Source records
########
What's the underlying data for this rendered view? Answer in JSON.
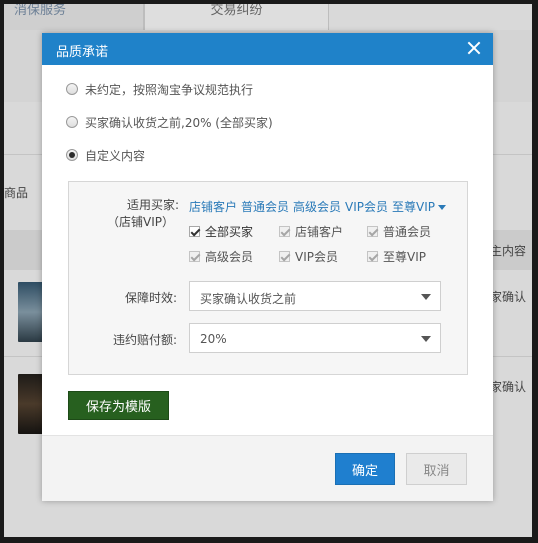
{
  "background": {
    "tab1": "消保服务",
    "tab2": "交易纠纷",
    "left_text": "商品",
    "right_header": "主内容",
    "row_text_1": "家确认",
    "row_text_2": "家确认"
  },
  "dialog": {
    "title": "品质承诺",
    "options": [
      {
        "label": "未约定，按照淘宝争议规范执行",
        "checked": false
      },
      {
        "label": "买家确认收货之前,20% (全部买家)",
        "checked": false
      },
      {
        "label": "自定义内容",
        "checked": true
      }
    ],
    "buyer_label": "适用买家:",
    "buyer_sublabel": "（店铺VIP）",
    "buyer_links": [
      "店铺客户",
      "普通会员",
      "高级会员",
      "VIP会员",
      "至尊VIP"
    ],
    "buyer_checkboxes": [
      {
        "label": "全部买家",
        "checked": true,
        "disabled": false
      },
      {
        "label": "店铺客户",
        "checked": true,
        "disabled": true
      },
      {
        "label": "普通会员",
        "checked": true,
        "disabled": true
      },
      {
        "label": "高级会员",
        "checked": true,
        "disabled": true
      },
      {
        "label": "VIP会员",
        "checked": true,
        "disabled": true
      },
      {
        "label": "至尊VIP",
        "checked": true,
        "disabled": true
      }
    ],
    "period_label": "保障时效:",
    "period_value": "买家确认收货之前",
    "compensation_label": "违约赔付额:",
    "compensation_value": "20%",
    "save_template": "保存为模版",
    "ok": "确定",
    "cancel": "取消"
  },
  "colors": {
    "header": "#1f82c9",
    "link": "#2a7ab8",
    "save_template": "#27601f",
    "ok": "#1f7fcf"
  },
  "icons": [
    "close-icon",
    "chevron-down-icon",
    "checkmark-icon",
    "radio-icon"
  ]
}
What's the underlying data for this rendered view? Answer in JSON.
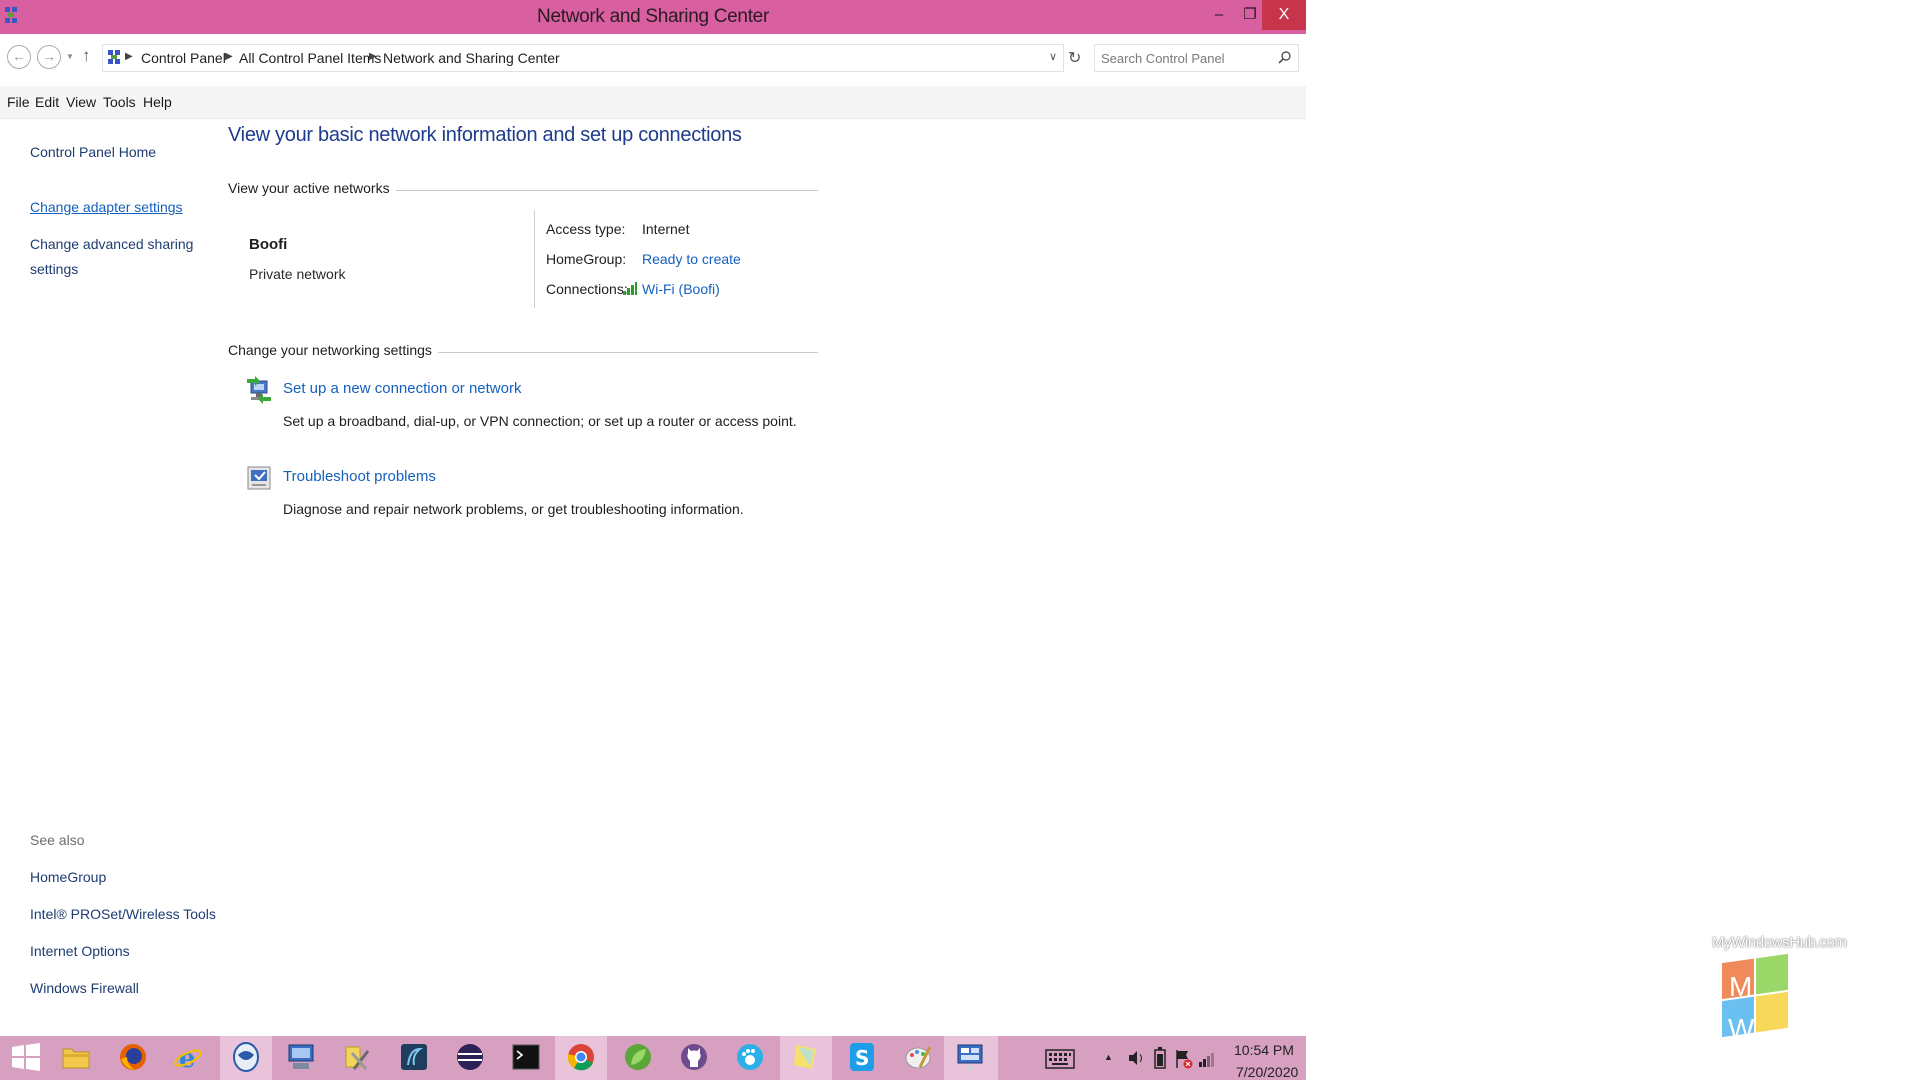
{
  "window": {
    "title": "Network and Sharing Center",
    "controls": {
      "minimize": "–",
      "maximize": "❐",
      "close": "X"
    }
  },
  "address_bar": {
    "crumbs": [
      "Control Panel",
      "All Control Panel Items",
      "Network and Sharing Center"
    ],
    "search_placeholder": "Search Control Panel"
  },
  "menu": [
    "File",
    "Edit",
    "View",
    "Tools",
    "Help"
  ],
  "left_pane": {
    "home": "Control Panel Home",
    "links": [
      "Change adapter settings",
      "Change advanced sharing",
      "settings"
    ],
    "see_also_title": "See also",
    "see_also": [
      "HomeGroup",
      "Intel® PROSet/Wireless Tools",
      "Internet Options",
      "Windows Firewall"
    ]
  },
  "main": {
    "heading": "View your basic network information and set up connections",
    "active_networks_title": "View your active networks",
    "network": {
      "name": "Boofi",
      "type": "Private network",
      "access_type_label": "Access type:",
      "access_type_value": "Internet",
      "homegroup_label": "HomeGroup:",
      "homegroup_value": "Ready to create",
      "connections_label": "Connections:",
      "connections_value": "Wi-Fi (Boofi)"
    },
    "change_settings_title": "Change your networking settings",
    "tasks": [
      {
        "link": "Set up a new connection or network",
        "desc": "Set up a broadband, dial-up, or VPN connection; or set up a router or access point.",
        "icon": "network-setup-icon"
      },
      {
        "link": "Troubleshoot problems",
        "desc": "Diagnose and repair network problems, or get troubleshooting information.",
        "icon": "troubleshoot-icon"
      }
    ]
  },
  "taskbar": {
    "apps": [
      "start",
      "file-explorer",
      "firefox",
      "internet-explorer",
      "chat",
      "remote-desktop",
      "tools",
      "code-editor",
      "eclipse",
      "terminal",
      "chrome",
      "leaf-app",
      "github",
      "paw-app",
      "sticky-notes",
      "skype",
      "paint",
      "control-panel"
    ],
    "clock_time": "10:54 PM",
    "clock_date": "7/20/2020"
  },
  "watermark": {
    "text": "MyWindowsHub.com",
    "letters": [
      "M",
      "W"
    ]
  },
  "colors": {
    "titlebar": "#d85fa0",
    "close": "#c7354a",
    "taskbar": "#d79fc0",
    "link": "#1560bd",
    "heading": "#1e3c8c"
  }
}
########
Task goal
Within the listing, how many lines hold the word "Change"? Only the number is to be given.

Answer for this exercise
3